(Excerpts from a figure dataset)
○ ○ ○

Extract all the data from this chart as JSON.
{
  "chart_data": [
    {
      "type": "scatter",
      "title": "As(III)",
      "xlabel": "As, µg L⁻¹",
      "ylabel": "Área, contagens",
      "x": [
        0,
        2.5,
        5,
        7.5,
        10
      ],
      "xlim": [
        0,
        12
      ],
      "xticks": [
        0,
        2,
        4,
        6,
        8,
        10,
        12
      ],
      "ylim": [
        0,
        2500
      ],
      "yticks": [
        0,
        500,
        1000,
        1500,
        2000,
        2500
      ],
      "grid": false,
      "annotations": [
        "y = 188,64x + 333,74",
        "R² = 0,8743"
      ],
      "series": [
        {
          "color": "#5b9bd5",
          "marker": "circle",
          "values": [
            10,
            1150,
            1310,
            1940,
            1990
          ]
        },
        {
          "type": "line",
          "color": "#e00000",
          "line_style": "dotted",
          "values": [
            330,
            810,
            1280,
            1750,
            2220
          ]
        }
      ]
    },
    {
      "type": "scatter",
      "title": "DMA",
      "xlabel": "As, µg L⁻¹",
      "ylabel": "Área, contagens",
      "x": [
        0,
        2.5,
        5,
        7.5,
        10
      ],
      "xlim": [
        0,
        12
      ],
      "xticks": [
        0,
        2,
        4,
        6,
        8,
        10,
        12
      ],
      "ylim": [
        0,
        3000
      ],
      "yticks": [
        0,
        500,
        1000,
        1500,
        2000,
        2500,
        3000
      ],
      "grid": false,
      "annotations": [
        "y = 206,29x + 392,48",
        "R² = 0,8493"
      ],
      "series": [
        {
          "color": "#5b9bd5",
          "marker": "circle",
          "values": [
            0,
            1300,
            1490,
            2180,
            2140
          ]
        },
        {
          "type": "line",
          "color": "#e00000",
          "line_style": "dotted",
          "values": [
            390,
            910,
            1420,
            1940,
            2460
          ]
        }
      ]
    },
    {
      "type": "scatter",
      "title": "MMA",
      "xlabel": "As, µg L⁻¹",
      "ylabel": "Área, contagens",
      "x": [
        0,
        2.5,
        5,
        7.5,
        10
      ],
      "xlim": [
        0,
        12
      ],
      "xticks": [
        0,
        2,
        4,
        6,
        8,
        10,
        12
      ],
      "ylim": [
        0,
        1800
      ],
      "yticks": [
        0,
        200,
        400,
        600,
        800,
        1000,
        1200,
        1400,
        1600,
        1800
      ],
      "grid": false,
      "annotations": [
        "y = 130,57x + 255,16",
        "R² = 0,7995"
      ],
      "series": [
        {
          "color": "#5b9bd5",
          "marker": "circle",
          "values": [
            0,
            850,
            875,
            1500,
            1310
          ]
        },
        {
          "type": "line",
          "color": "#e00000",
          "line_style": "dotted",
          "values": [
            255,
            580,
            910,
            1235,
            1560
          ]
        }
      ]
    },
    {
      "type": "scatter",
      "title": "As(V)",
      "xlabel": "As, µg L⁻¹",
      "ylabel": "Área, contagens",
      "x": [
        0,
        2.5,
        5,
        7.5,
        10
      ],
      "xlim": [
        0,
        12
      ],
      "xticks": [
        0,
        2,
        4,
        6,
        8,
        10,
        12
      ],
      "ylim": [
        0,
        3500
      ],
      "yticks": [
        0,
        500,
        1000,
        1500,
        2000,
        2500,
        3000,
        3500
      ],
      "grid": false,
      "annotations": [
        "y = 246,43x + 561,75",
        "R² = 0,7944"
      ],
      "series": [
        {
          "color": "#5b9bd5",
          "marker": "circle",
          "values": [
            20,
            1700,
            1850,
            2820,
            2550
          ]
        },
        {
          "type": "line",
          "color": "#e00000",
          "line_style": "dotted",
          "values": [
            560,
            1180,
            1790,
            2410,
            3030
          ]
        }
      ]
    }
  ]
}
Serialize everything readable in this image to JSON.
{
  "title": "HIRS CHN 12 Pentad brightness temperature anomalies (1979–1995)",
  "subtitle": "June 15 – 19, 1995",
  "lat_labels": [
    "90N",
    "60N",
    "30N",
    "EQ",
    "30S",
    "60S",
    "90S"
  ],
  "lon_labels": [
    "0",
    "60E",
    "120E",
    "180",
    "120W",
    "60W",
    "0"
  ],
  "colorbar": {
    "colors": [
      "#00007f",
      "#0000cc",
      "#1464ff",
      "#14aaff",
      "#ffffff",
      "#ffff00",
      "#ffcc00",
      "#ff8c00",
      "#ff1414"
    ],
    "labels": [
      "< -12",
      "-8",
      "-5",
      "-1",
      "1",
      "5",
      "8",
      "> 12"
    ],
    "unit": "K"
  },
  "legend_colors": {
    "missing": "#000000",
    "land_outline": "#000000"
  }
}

○ ○ ○

From the records above, extract each line exactly as shown.

_THE OUTPUT:_
Extract all the data from this chart as JSON.
{
  "chart_data": [
    {
      "type": "scatter",
      "title": "As(III)",
      "xlabel": "As, µg L⁻¹",
      "ylabel": "Área, contagens",
      "x": [
        0,
        2.5,
        5,
        7.5,
        10
      ],
      "xlim": [
        0,
        12
      ],
      "xticks": [
        0,
        2,
        4,
        6,
        8,
        10,
        12
      ],
      "ylim": [
        0,
        2500
      ],
      "yticks": [
        0,
        500,
        1000,
        1500,
        2000,
        2500
      ],
      "grid": false,
      "annotations": [
        "y = 188,64x + 333,74",
        "R² = 0,8743"
      ],
      "series": [
        {
          "color": "#5b9bd5",
          "marker": "circle",
          "values": [
            10,
            1150,
            1310,
            1940,
            1990
          ]
        },
        {
          "type": "line",
          "color": "#e00000",
          "line_style": "dotted",
          "values": [
            330,
            810,
            1280,
            1750,
            2220
          ]
        }
      ]
    },
    {
      "type": "scatter",
      "title": "DMA",
      "xlabel": "As, µg L⁻¹",
      "ylabel": "Área, contagens",
      "x": [
        0,
        2.5,
        5,
        7.5,
        10
      ],
      "xlim": [
        0,
        12
      ],
      "xticks": [
        0,
        2,
        4,
        6,
        8,
        10,
        12
      ],
      "ylim": [
        0,
        3000
      ],
      "yticks": [
        0,
        500,
        1000,
        1500,
        2000,
        2500,
        3000
      ],
      "grid": false,
      "annotations": [
        "y = 206,29x + 392,48",
        "R² = 0,8493"
      ],
      "series": [
        {
          "color": "#5b9bd5",
          "marker": "circle",
          "values": [
            0,
            1300,
            1490,
            2180,
            2140
          ]
        },
        {
          "type": "line",
          "color": "#e00000",
          "line_style": "dotted",
          "values": [
            390,
            910,
            1420,
            1940,
            2460
          ]
        }
      ]
    },
    {
      "type": "scatter",
      "title": "MMA",
      "xlabel": "As, µg L⁻¹",
      "ylabel": "Área, contagens",
      "x": [
        0,
        2.5,
        5,
        7.5,
        10
      ],
      "xlim": [
        0,
        12
      ],
      "xticks": [
        0,
        2,
        4,
        6,
        8,
        10,
        12
      ],
      "ylim": [
        0,
        1800
      ],
      "yticks": [
        0,
        200,
        400,
        600,
        800,
        1000,
        1200,
        1400,
        1600,
        1800
      ],
      "grid": false,
      "annotations": [
        "y = 130,57x + 255,16",
        "R² = 0,7995"
      ],
      "series": [
        {
          "color": "#5b9bd5",
          "marker": "circle",
          "values": [
            0,
            850,
            875,
            1500,
            1310
          ]
        },
        {
          "type": "line",
          "color": "#e00000",
          "line_style": "dotted",
          "values": [
            255,
            580,
            910,
            1235,
            1560
          ]
        }
      ]
    },
    {
      "type": "scatter",
      "title": "As(V)",
      "xlabel": "As, µg L⁻¹",
      "ylabel": "Área, contagens",
      "x": [
        0,
        2.5,
        5,
        7.5,
        10
      ],
      "xlim": [
        0,
        12
      ],
      "xticks": [
        0,
        2,
        4,
        6,
        8,
        10,
        12
      ],
      "ylim": [
        0,
        3500
      ],
      "yticks": [
        0,
        500,
        1000,
        1500,
        2000,
        2500,
        3000,
        3500
      ],
      "grid": false,
      "annotations": [
        "y = 246,43x + 561,75",
        "R² = 0,7944"
      ],
      "series": [
        {
          "color": "#5b9bd5",
          "marker": "circle",
          "values": [
            20,
            1700,
            1850,
            2820,
            2550
          ]
        },
        {
          "type": "line",
          "color": "#e00000",
          "line_style": "dotted",
          "values": [
            560,
            1180,
            1790,
            2410,
            3030
          ]
        }
      ]
    }
  ]
}
Serialize everything readable in this image to JSON.
{
  "title": "HIRS CHN 12 Pentad brightness temperature anomalies (1979–1995)",
  "subtitle": "June 15 – 19, 1995",
  "lat_labels": [
    "90N",
    "60N",
    "30N",
    "EQ",
    "30S",
    "60S",
    "90S"
  ],
  "lon_labels": [
    "0",
    "60E",
    "120E",
    "180",
    "120W",
    "60W",
    "0"
  ],
  "colorbar": {
    "colors": [
      "#00007f",
      "#0000cc",
      "#1464ff",
      "#14aaff",
      "#ffffff",
      "#ffff00",
      "#ffcc00",
      "#ff8c00",
      "#ff1414"
    ],
    "labels": [
      "< -12",
      "-8",
      "-5",
      "-1",
      "1",
      "5",
      "8",
      "> 12"
    ],
    "unit": "K"
  },
  "legend_colors": {
    "missing": "#000000",
    "land_outline": "#000000"
  }
}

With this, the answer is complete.